Instructions for the task:
Filter the data below for the string "cher" and copy each matching line.
>> Start
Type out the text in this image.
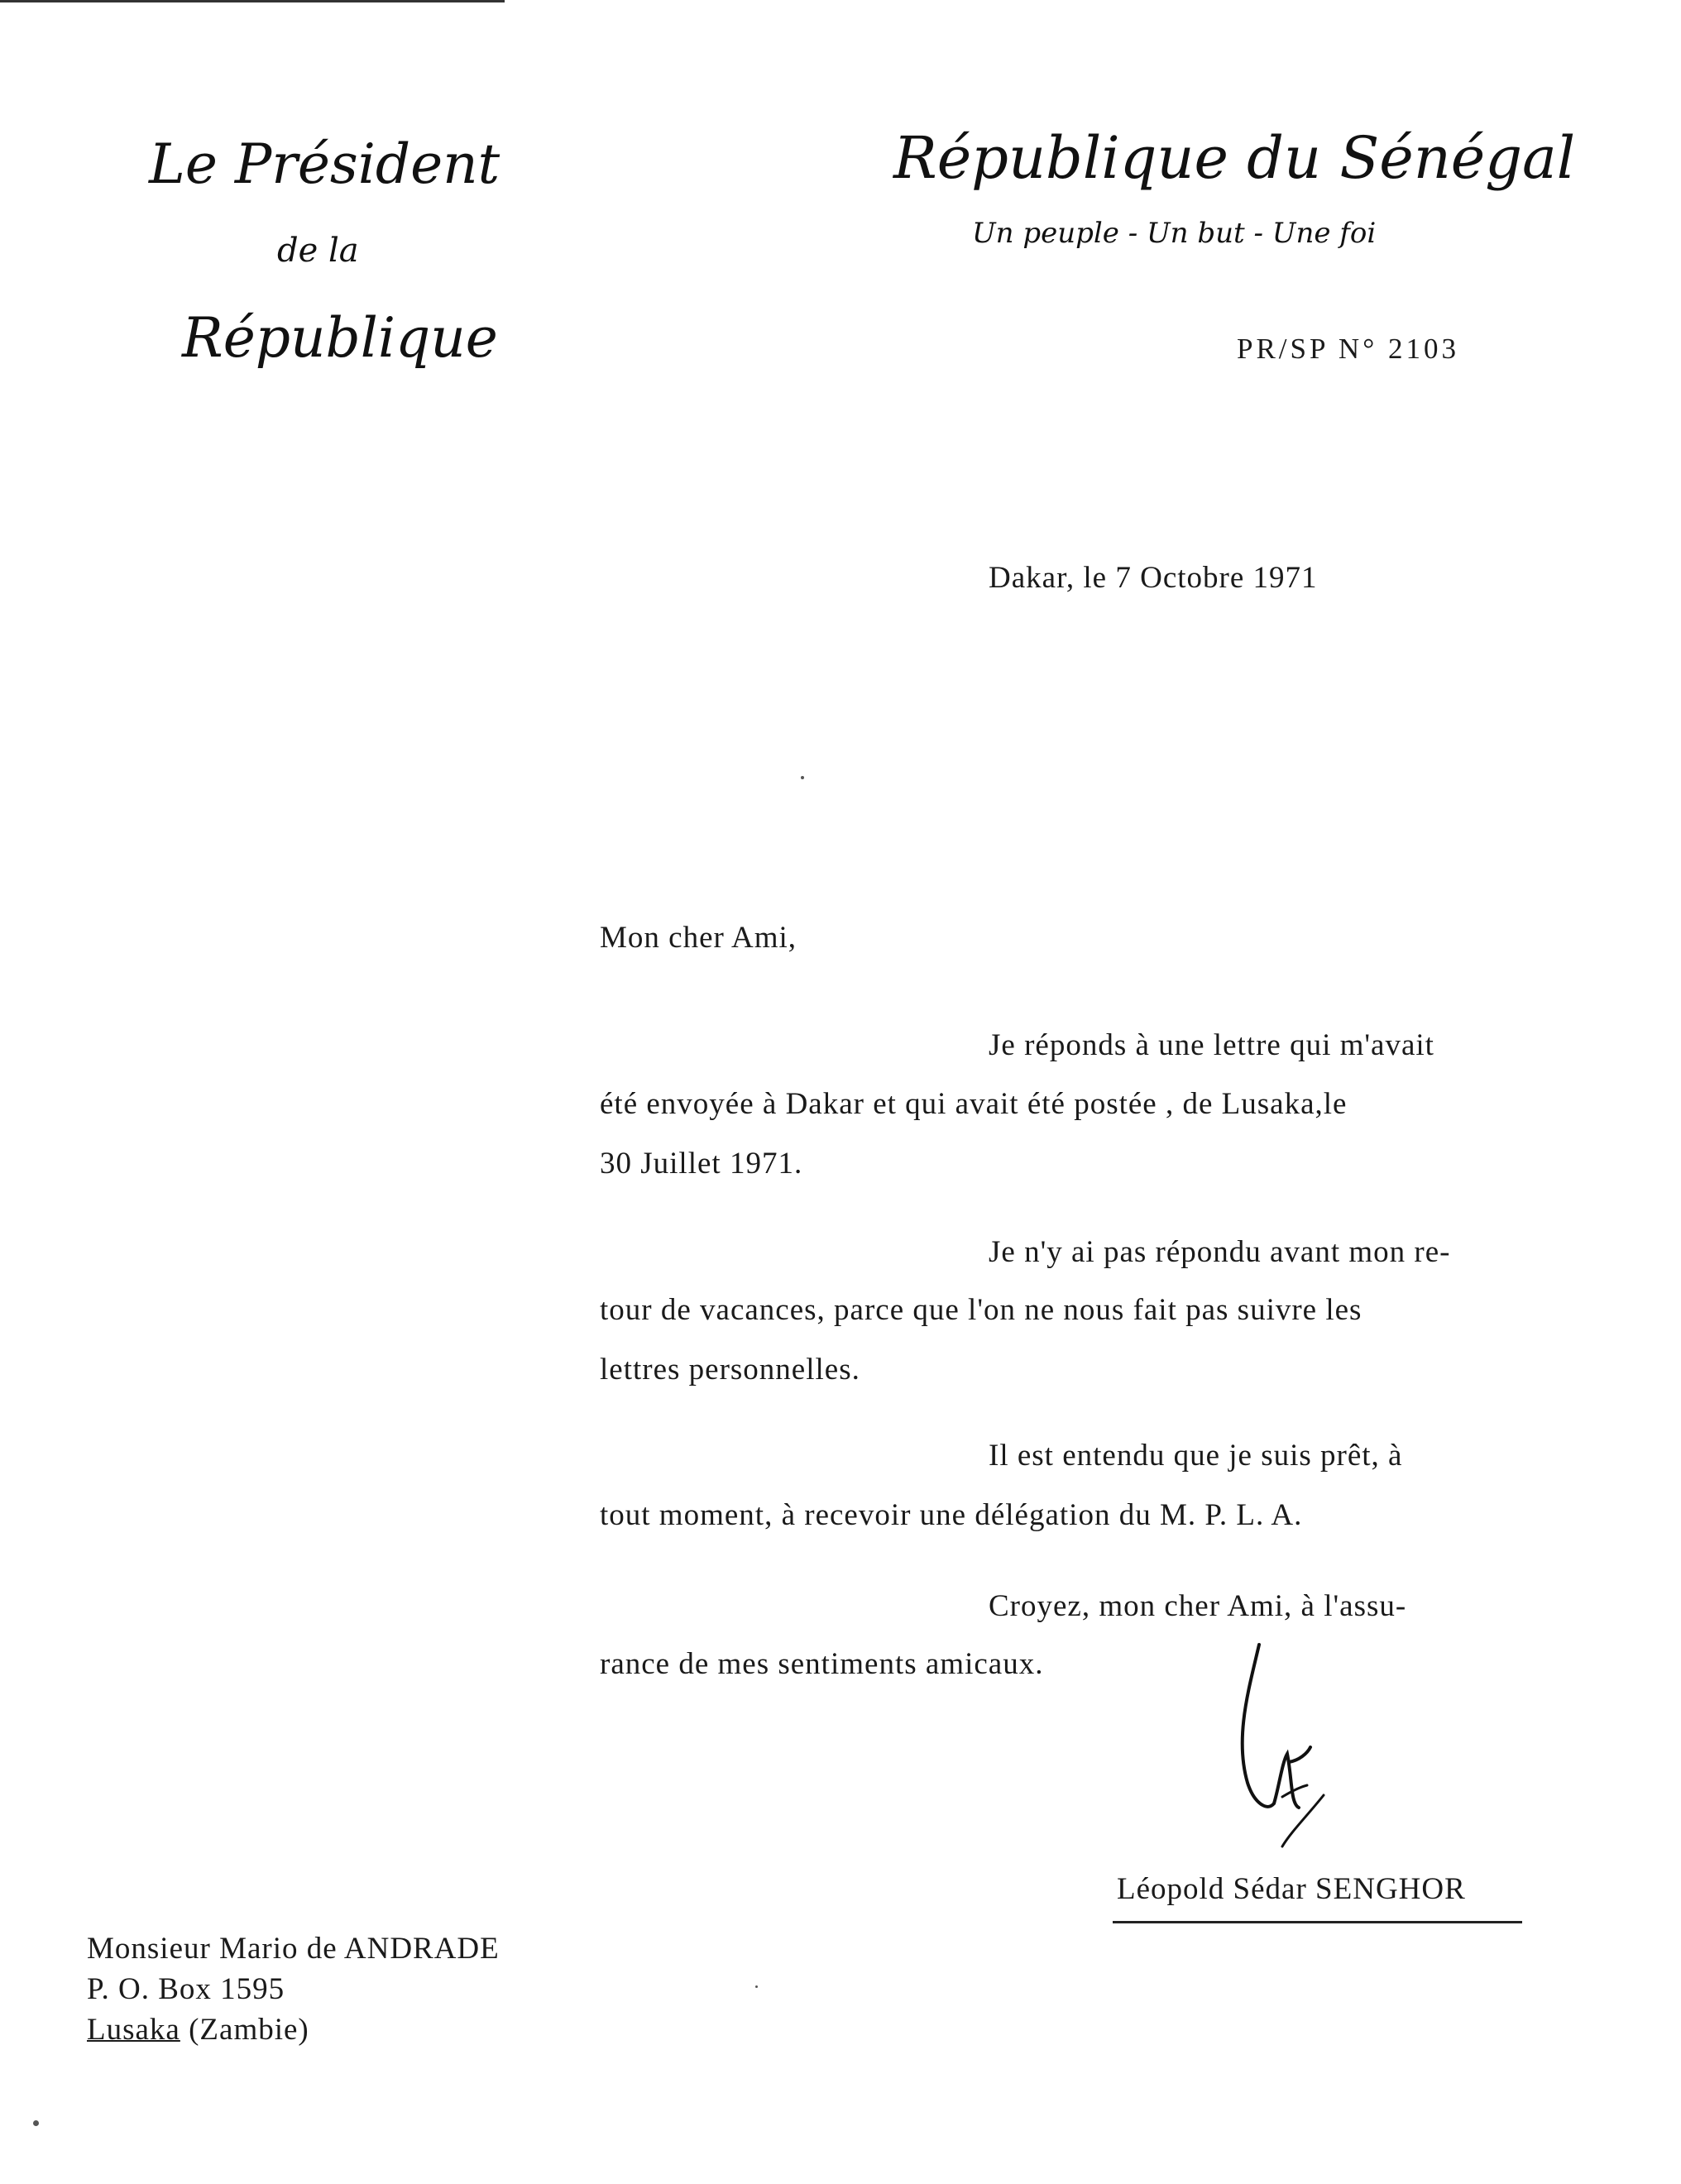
Le Président
de la
République
République du Sénégal
Un peuple - Un but - Une foi
PR/SP N° 2103
Dakar, le 7 Octobre 1971
Mon cher Ami,
Je réponds à une lettre qui m'avait
été envoyée à Dakar et qui avait été postée , de Lusaka,le
30 Juillet 1971.
Je n'y ai pas répondu avant mon re-
tour de vacances, parce que l'on ne nous fait pas suivre les
lettres personnelles.
Il est entendu que je suis prêt, à
tout moment, à recevoir une délégation du M. P. L. A.
Croyez, mon cher Ami, à l'assu-
rance de mes sentiments amicaux.
Léopold Sédar SENGHOR
Monsieur Mario de ANDRADE
P. O. Box 1595
Lusaka (Zambie)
>> End
Result for this task:
Mon cher Ami,
Croyez, mon cher Ami, à l'assu-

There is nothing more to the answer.